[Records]
::::

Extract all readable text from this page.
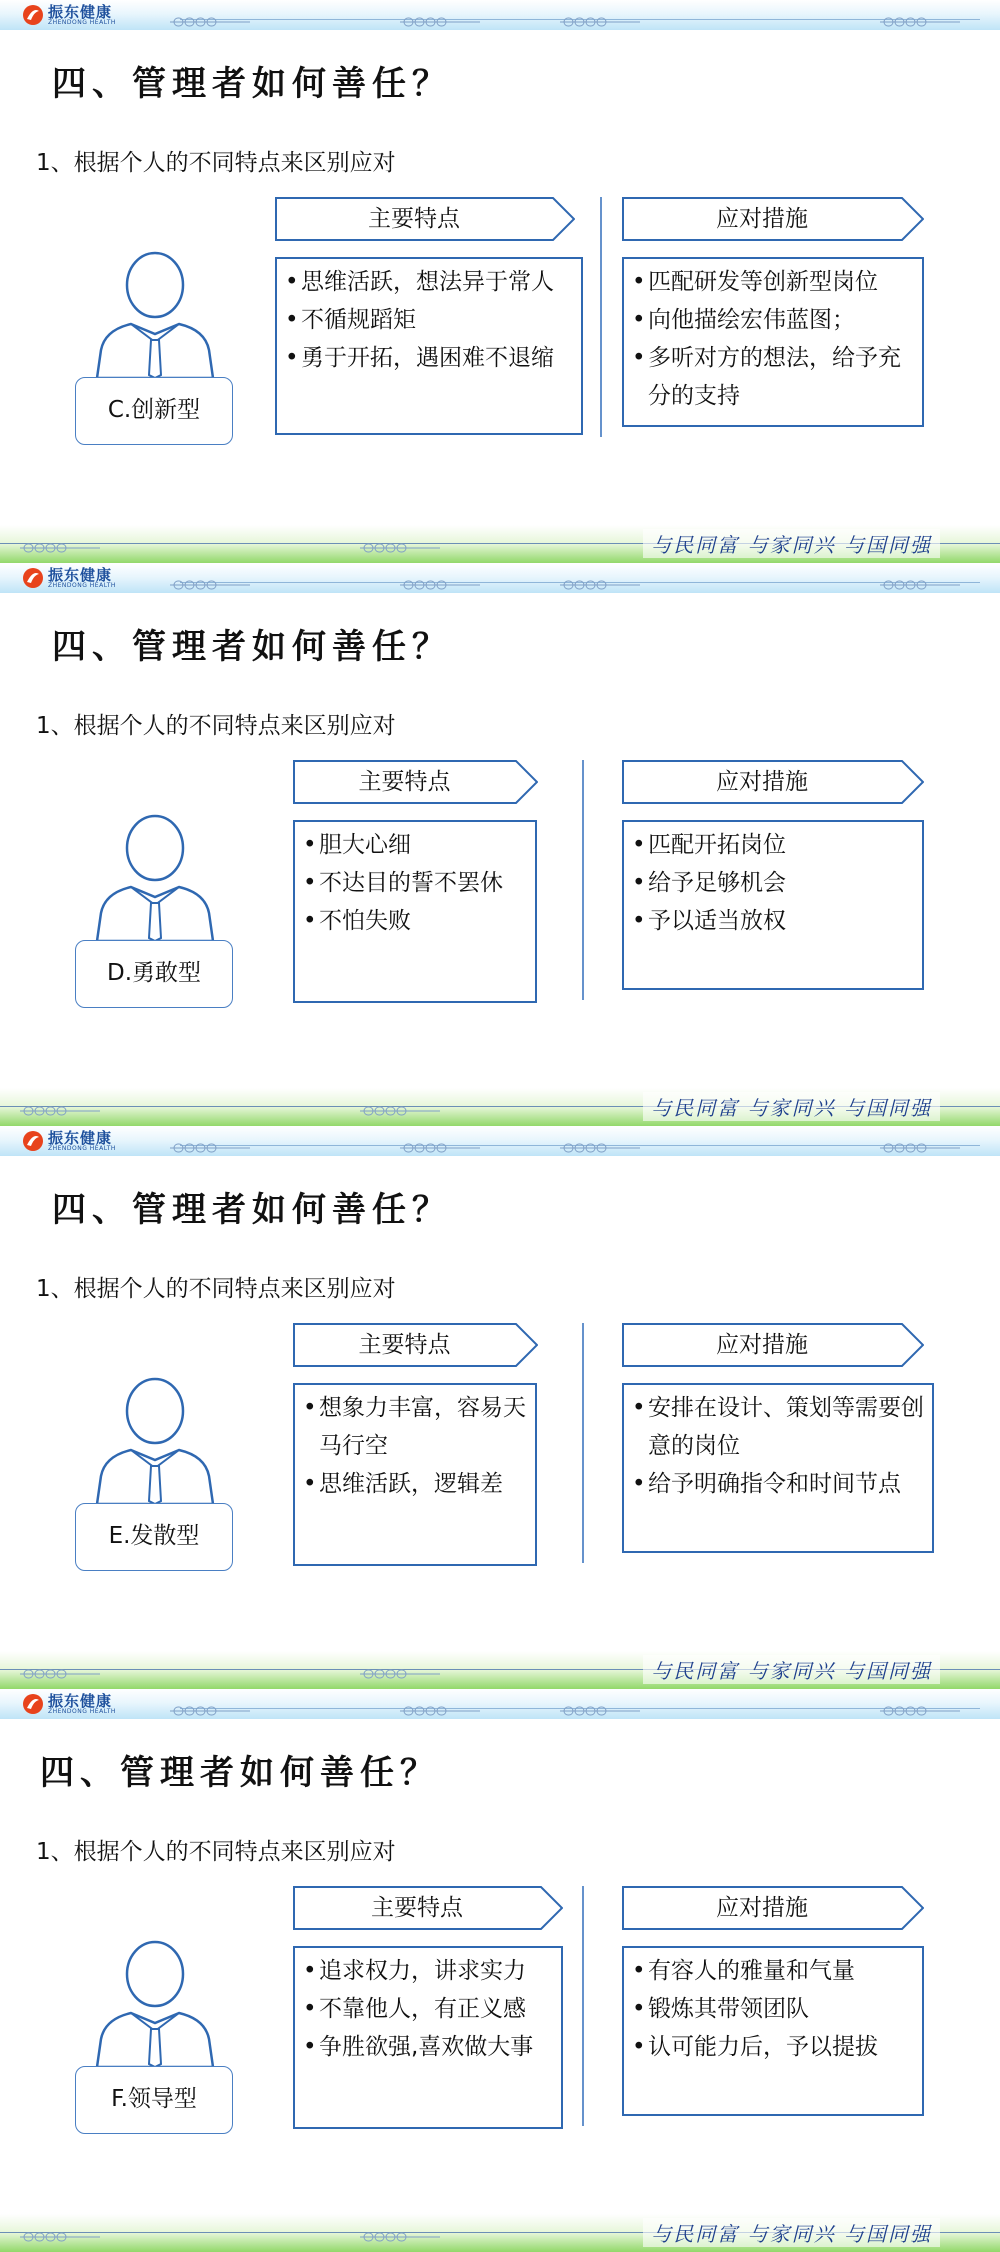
振东健康
ZHENDONG HEALTH
四、管理者如何善任？
1、根据个人的不同特点来区别应对
C.创新型
主要特点
• 思维活跃，想法异于常人
• 不循规蹈矩
• 勇于开拓，遇困难不退缩
应对措施
• 匹配研发等创新型岗位
• 向他描绘宏伟蓝图；
• 多听对方的想法，给予充分的支持
与民同富 与家同兴 与国同强
振东健康
ZHENDONG HEALTH
四、管理者如何善任？
1、根据个人的不同特点来区别应对
D.勇敢型
主要特点
• 胆大心细
• 不达目的誓不罢休
• 不怕失败
应对措施
• 匹配开拓岗位
• 给予足够机会
• 予以适当放权
与民同富 与家同兴 与国同强
振东健康
ZHENDONG HEALTH
四、管理者如何善任？
1、根据个人的不同特点来区别应对
E.发散型
主要特点
• 想象力丰富，容易天马行空
• 思维活跃，逻辑差
应对措施
• 安排在设计、策划等需要创意的岗位
• 给予明确指令和时间节点
与民同富 与家同兴 与国同强
振东健康
ZHENDONG HEALTH
四、管理者如何善任？
1、根据个人的不同特点来区别应对
F.领导型
主要特点
• 追求权力，讲求实力
• 不靠他人，有正义感
• 争胜欲强,喜欢做大事
应对措施
• 有容人的雅量和气量
• 锻炼其带领团队
• 认可能力后，予以提拔
与民同富 与家同兴 与国同强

::::

### Task objective
Repeat the material above in full and exactly, omitting the pictures.

### The result
Extract all readable text from this page.
振东健康
ZHENDONG HEALTH
四、管理者如何善任？
1、根据个人的不同特点来区别应对
C.创新型
主要特点
• 思维活跃，想法异于常人
• 不循规蹈矩
• 勇于开拓，遇困难不退缩
应对措施
• 匹配研发等创新型岗位
• 向他描绘宏伟蓝图；
• 多听对方的想法，给予充分的支持
与民同富 与家同兴 与国同强
振东健康
ZHENDONG HEALTH
四、管理者如何善任？
1、根据个人的不同特点来区别应对
D.勇敢型
主要特点
• 胆大心细
• 不达目的誓不罢休
• 不怕失败
应对措施
• 匹配开拓岗位
• 给予足够机会
• 予以适当放权
与民同富 与家同兴 与国同强
振东健康
ZHENDONG HEALTH
四、管理者如何善任？
1、根据个人的不同特点来区别应对
E.发散型
主要特点
• 想象力丰富，容易天马行空
• 思维活跃，逻辑差
应对措施
• 安排在设计、策划等需要创意的岗位
• 给予明确指令和时间节点
与民同富 与家同兴 与国同强
振东健康
ZHENDONG HEALTH
四、管理者如何善任？
1、根据个人的不同特点来区别应对
F.领导型
主要特点
• 追求权力，讲求实力
• 不靠他人，有正义感
• 争胜欲强,喜欢做大事
应对措施
• 有容人的雅量和气量
• 锻炼其带领团队
• 认可能力后，予以提拔
与民同富 与家同兴 与国同强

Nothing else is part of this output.